## Exercise data
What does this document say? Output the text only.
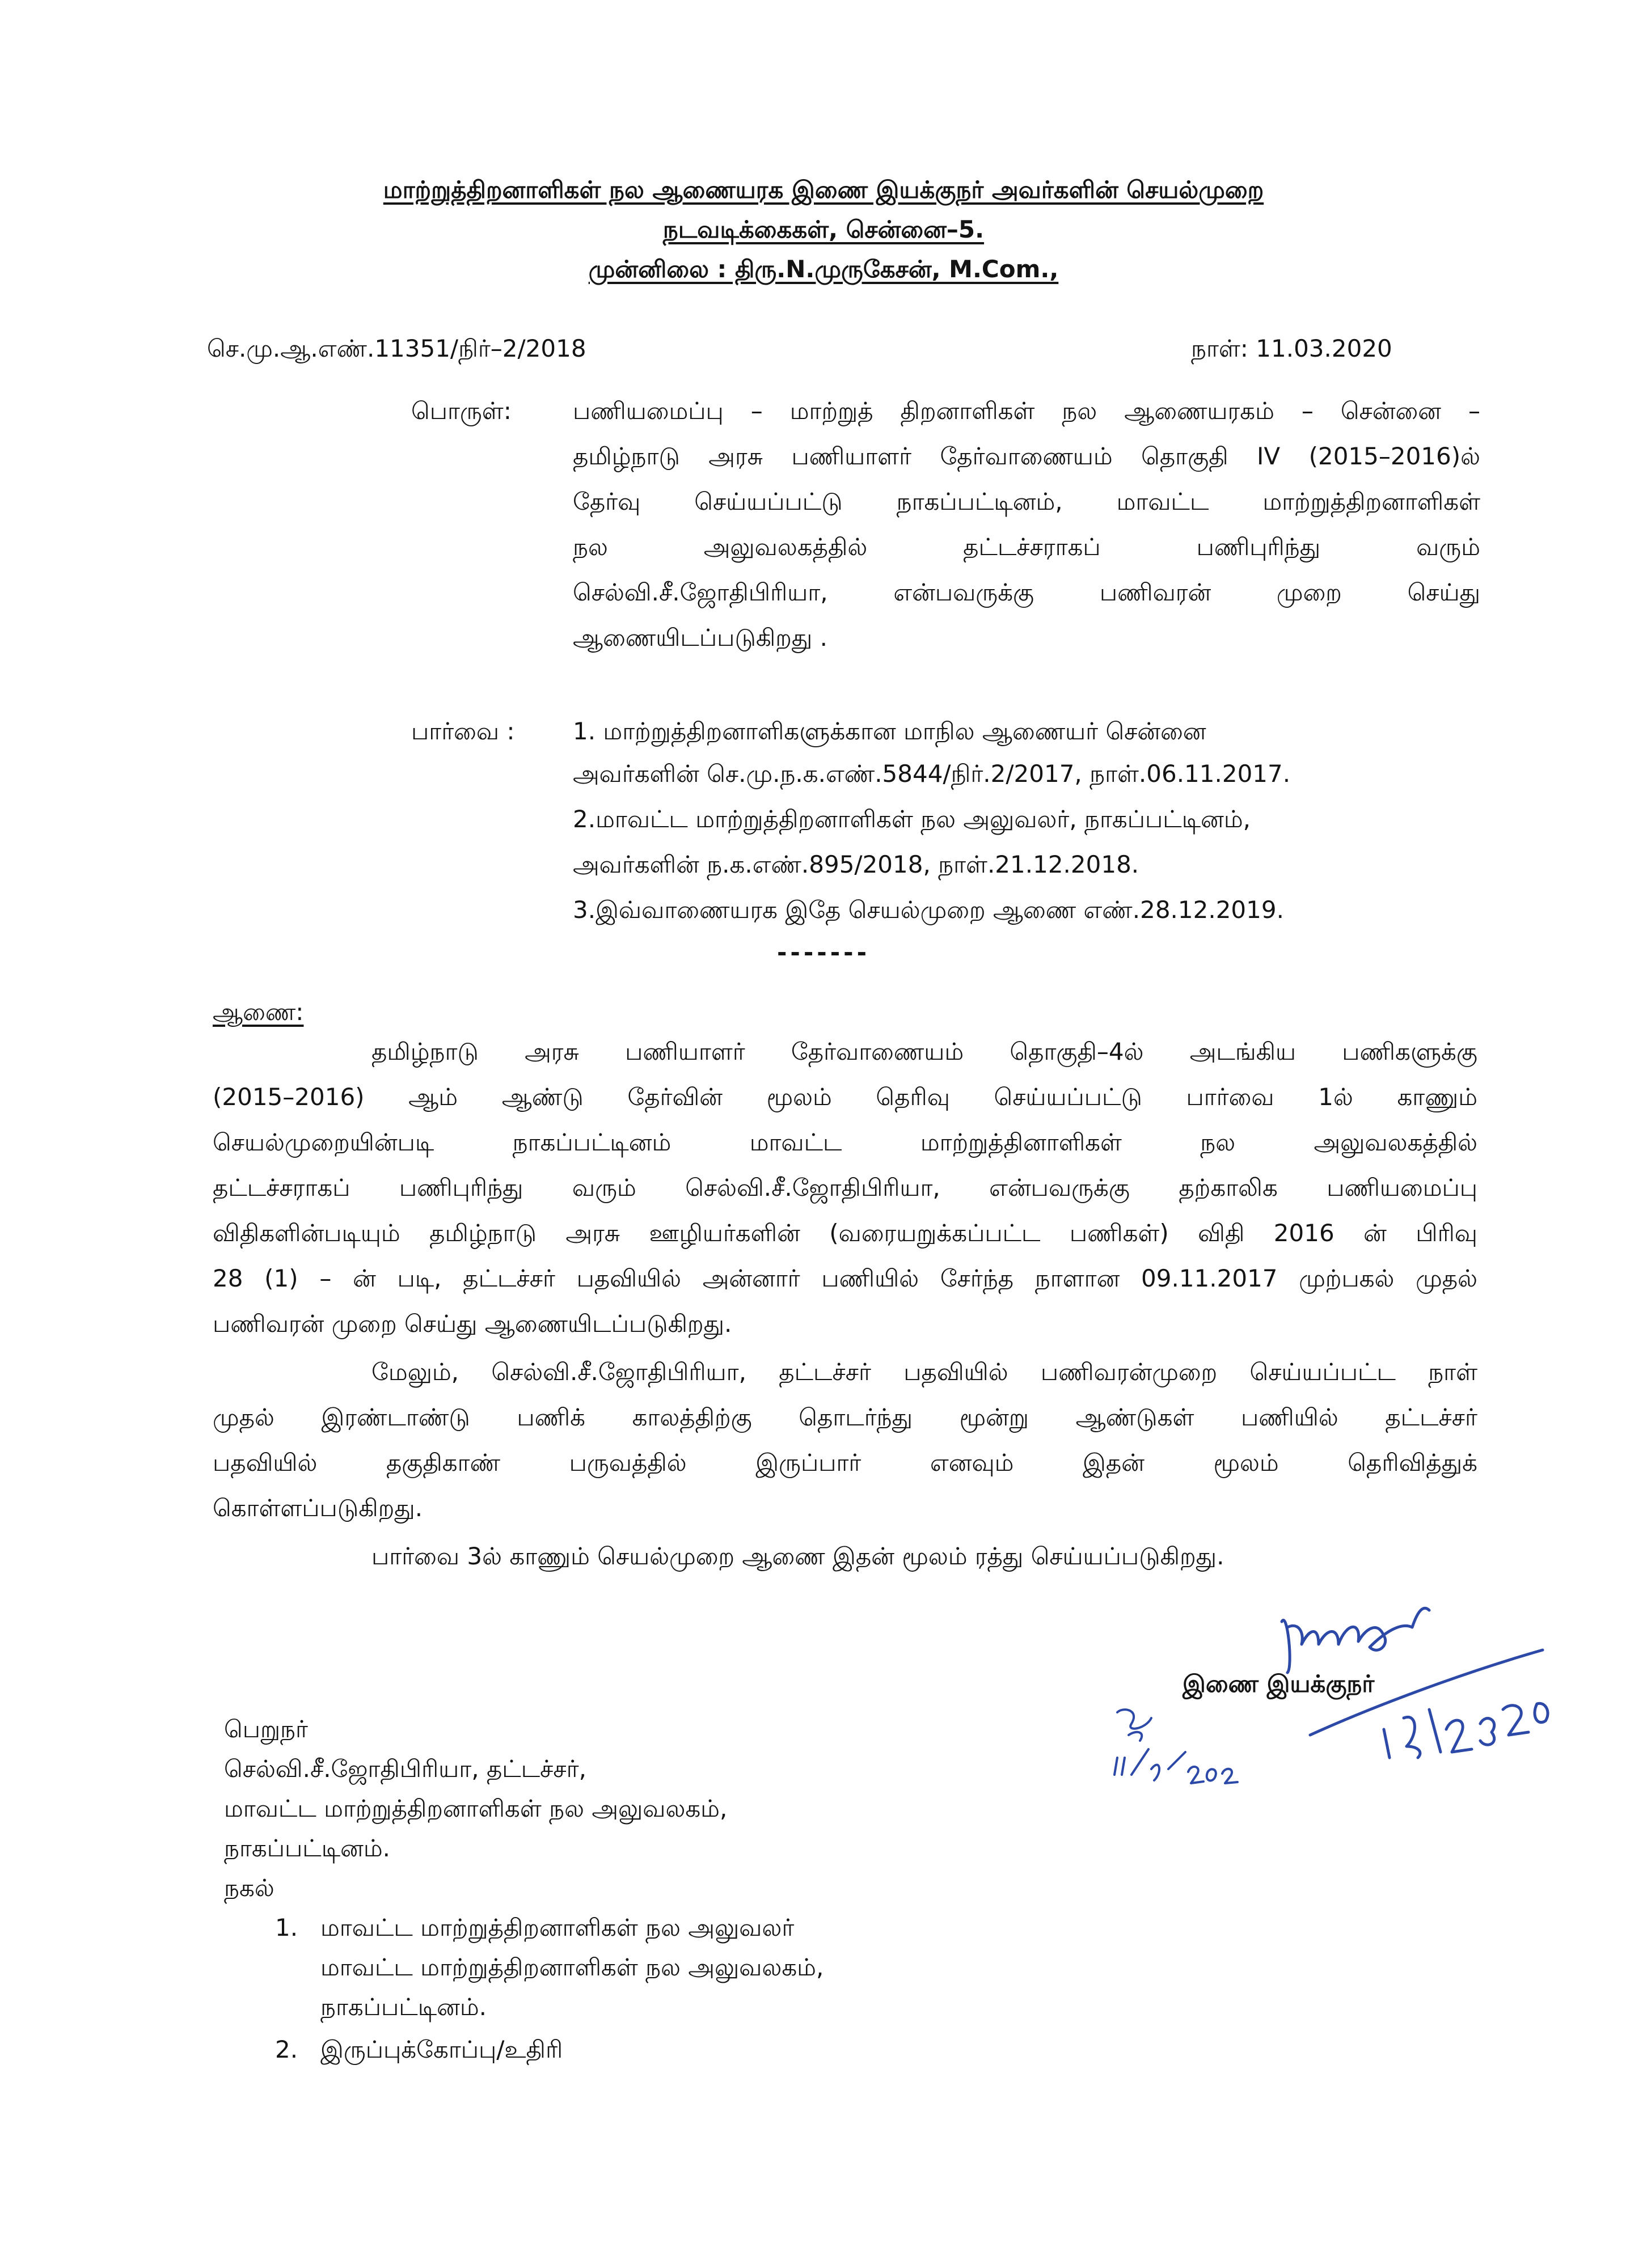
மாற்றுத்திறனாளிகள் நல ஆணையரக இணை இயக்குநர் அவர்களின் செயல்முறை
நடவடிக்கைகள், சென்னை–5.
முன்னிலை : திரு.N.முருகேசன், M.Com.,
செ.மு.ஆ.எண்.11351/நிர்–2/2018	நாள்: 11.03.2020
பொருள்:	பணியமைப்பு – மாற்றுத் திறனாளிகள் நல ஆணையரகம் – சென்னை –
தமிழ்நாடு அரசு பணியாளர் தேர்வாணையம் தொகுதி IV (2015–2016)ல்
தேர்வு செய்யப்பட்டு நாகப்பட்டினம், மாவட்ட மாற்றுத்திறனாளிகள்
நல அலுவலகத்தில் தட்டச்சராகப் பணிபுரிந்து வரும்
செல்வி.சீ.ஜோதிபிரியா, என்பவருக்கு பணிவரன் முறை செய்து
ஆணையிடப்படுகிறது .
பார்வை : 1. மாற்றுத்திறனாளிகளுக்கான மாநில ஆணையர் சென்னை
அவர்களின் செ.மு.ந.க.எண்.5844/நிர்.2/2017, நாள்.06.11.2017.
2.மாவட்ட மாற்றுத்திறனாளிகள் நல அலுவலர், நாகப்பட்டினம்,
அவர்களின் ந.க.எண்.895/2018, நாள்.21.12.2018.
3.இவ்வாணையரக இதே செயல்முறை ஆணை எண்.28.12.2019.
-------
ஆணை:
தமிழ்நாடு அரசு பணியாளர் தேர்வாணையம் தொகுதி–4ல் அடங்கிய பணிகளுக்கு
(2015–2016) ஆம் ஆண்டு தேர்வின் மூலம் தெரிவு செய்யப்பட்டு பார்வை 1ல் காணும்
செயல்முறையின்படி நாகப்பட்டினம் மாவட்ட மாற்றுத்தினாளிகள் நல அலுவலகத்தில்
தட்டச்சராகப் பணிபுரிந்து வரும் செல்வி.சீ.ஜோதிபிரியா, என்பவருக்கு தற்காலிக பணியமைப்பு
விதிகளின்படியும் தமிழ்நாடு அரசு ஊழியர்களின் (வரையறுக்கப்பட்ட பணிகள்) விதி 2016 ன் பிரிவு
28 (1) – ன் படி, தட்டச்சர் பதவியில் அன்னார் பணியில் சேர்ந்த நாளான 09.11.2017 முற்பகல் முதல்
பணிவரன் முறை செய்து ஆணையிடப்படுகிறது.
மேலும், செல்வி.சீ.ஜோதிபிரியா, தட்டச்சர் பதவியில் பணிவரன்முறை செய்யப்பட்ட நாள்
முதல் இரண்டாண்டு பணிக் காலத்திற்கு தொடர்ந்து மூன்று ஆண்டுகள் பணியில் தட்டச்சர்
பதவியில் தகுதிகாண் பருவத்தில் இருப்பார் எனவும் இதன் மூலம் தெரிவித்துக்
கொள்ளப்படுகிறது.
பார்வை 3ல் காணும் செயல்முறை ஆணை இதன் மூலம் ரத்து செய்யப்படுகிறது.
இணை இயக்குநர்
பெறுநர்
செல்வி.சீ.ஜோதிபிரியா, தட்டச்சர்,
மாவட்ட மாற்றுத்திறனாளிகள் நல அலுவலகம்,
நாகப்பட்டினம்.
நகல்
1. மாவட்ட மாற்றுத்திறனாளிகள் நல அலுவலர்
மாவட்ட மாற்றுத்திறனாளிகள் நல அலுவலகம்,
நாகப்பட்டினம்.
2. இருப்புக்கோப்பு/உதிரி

* * *

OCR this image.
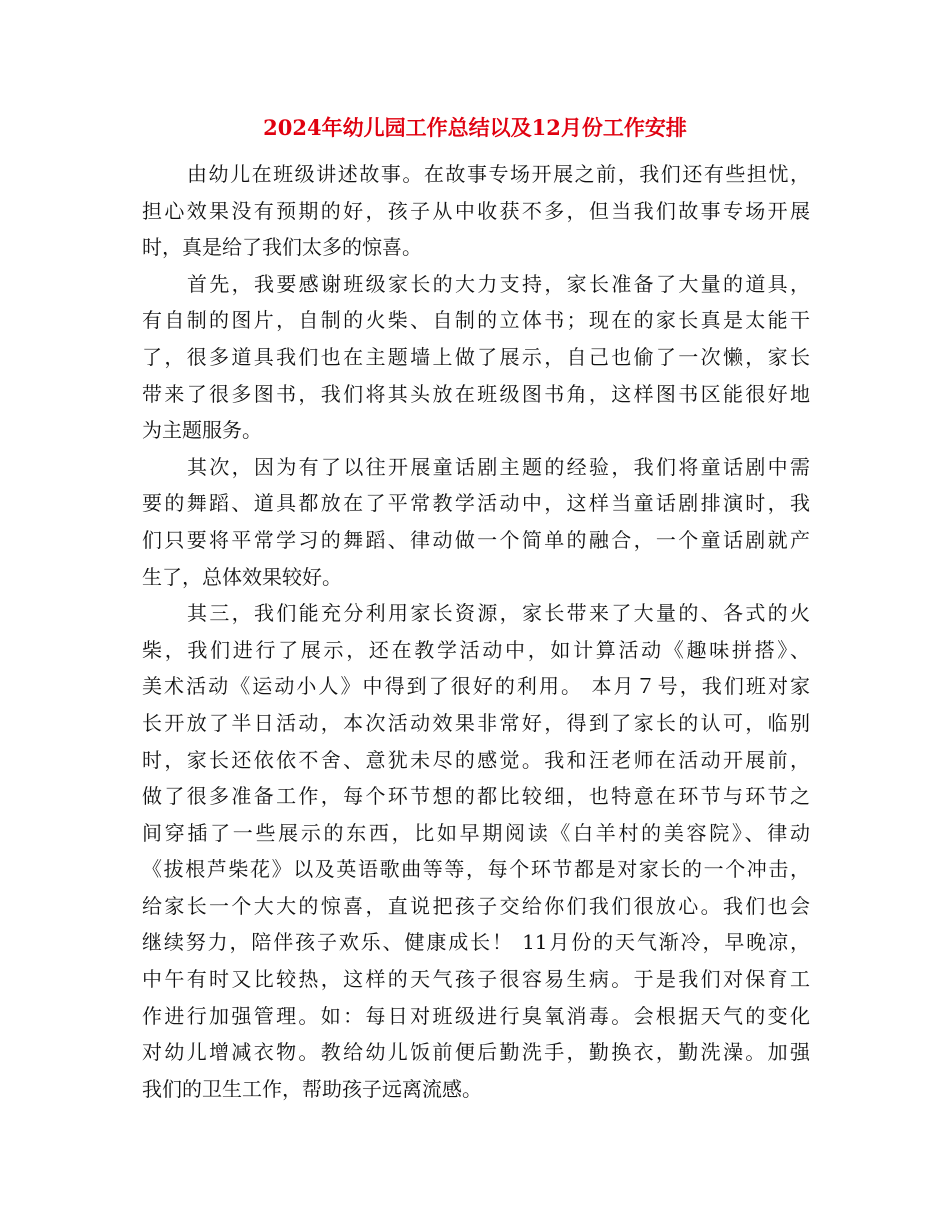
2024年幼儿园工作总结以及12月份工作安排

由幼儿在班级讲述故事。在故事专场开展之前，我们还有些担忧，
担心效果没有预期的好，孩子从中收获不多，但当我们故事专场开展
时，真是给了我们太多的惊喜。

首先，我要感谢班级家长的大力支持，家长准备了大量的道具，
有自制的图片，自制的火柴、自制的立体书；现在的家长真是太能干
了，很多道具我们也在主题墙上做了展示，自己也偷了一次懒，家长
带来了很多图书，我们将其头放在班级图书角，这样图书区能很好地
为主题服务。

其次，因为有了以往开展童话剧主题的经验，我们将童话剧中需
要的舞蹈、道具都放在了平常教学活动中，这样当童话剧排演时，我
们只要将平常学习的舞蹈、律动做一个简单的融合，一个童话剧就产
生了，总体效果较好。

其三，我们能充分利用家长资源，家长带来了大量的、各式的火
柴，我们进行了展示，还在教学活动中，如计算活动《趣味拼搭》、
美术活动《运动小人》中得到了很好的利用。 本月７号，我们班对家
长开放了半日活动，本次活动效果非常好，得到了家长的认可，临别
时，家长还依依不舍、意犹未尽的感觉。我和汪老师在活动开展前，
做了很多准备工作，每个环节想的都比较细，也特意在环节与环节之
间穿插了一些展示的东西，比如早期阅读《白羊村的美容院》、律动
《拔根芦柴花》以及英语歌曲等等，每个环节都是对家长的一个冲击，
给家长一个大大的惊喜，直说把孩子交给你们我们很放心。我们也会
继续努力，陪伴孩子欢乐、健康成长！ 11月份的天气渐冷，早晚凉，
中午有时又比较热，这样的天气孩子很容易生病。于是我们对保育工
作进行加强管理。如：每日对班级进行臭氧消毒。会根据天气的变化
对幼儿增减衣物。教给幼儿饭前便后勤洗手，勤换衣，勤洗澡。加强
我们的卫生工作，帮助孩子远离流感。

## Task goal
How many of the lines above include the word "this"? Respond with the number alone.

## Response
2